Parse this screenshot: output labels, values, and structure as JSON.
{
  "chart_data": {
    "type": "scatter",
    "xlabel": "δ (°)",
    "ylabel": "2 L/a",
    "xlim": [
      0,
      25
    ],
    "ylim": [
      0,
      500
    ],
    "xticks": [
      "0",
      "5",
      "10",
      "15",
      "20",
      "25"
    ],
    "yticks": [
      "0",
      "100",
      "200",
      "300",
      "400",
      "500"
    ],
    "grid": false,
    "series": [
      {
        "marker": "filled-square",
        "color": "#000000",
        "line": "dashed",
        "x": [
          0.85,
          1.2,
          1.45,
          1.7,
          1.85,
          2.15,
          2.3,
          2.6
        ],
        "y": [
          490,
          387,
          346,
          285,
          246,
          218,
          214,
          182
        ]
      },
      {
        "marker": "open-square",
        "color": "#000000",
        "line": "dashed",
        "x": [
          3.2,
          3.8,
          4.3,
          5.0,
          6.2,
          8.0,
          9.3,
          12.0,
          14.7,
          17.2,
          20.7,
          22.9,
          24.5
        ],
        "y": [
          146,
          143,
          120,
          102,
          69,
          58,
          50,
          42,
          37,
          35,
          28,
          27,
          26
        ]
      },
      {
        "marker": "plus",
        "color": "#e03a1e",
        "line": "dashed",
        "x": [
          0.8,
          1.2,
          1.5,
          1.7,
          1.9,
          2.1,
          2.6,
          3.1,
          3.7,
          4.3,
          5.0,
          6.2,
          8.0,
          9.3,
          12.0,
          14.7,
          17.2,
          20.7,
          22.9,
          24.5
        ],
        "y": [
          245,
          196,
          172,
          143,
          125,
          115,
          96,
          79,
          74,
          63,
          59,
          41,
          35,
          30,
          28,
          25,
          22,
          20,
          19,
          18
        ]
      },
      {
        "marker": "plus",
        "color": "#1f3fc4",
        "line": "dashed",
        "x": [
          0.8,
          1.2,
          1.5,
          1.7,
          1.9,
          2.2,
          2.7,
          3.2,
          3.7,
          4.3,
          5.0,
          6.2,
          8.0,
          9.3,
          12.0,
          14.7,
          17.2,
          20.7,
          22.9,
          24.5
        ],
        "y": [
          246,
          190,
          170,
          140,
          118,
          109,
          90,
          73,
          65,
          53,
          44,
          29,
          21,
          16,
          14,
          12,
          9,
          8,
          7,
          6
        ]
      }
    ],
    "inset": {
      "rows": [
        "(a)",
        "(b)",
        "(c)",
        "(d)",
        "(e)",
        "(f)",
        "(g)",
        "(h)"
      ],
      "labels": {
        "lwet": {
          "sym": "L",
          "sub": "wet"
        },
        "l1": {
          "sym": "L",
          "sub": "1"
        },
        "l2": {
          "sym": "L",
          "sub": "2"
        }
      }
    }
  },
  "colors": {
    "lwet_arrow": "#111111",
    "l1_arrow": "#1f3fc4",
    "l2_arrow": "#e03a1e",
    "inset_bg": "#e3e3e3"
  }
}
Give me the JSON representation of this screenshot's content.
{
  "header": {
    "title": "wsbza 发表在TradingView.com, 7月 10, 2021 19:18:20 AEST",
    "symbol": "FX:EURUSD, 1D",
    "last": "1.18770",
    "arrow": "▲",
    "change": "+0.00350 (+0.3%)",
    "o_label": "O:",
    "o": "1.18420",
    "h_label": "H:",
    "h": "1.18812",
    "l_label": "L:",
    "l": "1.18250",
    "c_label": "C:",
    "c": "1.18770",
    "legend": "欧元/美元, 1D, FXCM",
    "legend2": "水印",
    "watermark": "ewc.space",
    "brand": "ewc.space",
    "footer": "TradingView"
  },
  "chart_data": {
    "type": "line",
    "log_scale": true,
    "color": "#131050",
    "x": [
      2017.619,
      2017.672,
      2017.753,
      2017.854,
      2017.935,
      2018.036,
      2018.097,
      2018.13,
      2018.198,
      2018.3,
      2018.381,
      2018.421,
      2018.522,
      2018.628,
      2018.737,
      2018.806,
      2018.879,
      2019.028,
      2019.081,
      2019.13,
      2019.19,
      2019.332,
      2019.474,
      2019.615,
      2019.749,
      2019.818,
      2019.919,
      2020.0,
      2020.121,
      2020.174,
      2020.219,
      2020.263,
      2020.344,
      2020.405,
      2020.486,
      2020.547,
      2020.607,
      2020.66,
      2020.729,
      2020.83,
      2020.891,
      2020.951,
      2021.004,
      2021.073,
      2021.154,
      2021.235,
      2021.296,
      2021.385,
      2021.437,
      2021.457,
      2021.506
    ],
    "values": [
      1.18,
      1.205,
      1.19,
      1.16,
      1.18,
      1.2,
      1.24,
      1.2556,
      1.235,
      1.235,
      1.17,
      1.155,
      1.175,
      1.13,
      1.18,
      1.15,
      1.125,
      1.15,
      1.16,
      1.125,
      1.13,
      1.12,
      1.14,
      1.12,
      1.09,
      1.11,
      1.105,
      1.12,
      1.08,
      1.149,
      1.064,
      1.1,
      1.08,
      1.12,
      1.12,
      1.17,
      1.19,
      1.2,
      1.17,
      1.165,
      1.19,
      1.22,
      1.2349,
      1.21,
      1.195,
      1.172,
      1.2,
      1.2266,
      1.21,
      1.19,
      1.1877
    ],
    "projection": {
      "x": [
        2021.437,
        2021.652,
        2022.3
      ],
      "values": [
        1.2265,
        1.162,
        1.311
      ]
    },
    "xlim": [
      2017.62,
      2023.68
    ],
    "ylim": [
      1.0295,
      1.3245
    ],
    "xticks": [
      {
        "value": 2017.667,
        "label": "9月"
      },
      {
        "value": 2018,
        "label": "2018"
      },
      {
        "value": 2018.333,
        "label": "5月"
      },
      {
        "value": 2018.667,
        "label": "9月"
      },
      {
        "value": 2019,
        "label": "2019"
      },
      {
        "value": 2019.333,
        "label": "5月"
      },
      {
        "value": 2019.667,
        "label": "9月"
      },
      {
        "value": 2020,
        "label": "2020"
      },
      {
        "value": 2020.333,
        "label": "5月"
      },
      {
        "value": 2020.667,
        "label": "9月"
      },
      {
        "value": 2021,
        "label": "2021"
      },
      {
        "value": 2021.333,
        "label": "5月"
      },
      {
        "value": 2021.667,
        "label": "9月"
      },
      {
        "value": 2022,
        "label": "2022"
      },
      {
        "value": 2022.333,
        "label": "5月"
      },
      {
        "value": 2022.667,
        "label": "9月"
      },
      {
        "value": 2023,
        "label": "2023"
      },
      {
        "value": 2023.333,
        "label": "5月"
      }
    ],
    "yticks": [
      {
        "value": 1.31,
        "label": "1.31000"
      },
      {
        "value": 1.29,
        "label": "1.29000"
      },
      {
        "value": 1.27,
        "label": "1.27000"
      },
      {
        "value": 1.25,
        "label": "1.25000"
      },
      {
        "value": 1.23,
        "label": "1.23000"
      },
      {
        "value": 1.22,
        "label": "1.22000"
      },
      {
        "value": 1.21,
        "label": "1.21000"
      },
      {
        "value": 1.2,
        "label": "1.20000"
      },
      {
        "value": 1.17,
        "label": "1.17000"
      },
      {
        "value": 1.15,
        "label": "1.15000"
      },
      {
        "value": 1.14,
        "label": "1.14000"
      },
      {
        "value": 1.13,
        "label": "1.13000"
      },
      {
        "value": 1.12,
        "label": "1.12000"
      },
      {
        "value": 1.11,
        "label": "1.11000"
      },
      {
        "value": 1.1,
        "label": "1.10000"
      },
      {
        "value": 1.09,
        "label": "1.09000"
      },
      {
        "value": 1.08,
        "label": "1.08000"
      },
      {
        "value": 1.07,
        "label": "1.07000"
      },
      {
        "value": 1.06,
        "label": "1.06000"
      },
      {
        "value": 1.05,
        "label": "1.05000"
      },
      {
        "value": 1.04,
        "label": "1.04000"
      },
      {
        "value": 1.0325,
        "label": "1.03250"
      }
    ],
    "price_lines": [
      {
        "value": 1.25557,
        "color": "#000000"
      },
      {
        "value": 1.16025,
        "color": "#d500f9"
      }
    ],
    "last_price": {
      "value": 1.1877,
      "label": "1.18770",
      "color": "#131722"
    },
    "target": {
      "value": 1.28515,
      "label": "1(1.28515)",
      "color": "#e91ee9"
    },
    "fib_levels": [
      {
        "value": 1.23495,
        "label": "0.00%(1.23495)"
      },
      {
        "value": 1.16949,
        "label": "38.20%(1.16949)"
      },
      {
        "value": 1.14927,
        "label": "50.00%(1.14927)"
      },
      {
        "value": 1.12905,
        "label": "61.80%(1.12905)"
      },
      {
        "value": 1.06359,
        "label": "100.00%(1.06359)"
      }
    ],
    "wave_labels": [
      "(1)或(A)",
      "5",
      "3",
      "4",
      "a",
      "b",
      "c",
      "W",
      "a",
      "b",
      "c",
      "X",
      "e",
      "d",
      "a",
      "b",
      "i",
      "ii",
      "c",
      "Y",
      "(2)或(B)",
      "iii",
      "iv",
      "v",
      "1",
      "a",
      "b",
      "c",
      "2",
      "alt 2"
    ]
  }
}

+ + + +

Work required: Within the listing above, copy each line that has the string "this".

Reply:
Parse this screenshot: output labels, values, and structure as JSON.
Give me the JSON representation of this screenshot's content.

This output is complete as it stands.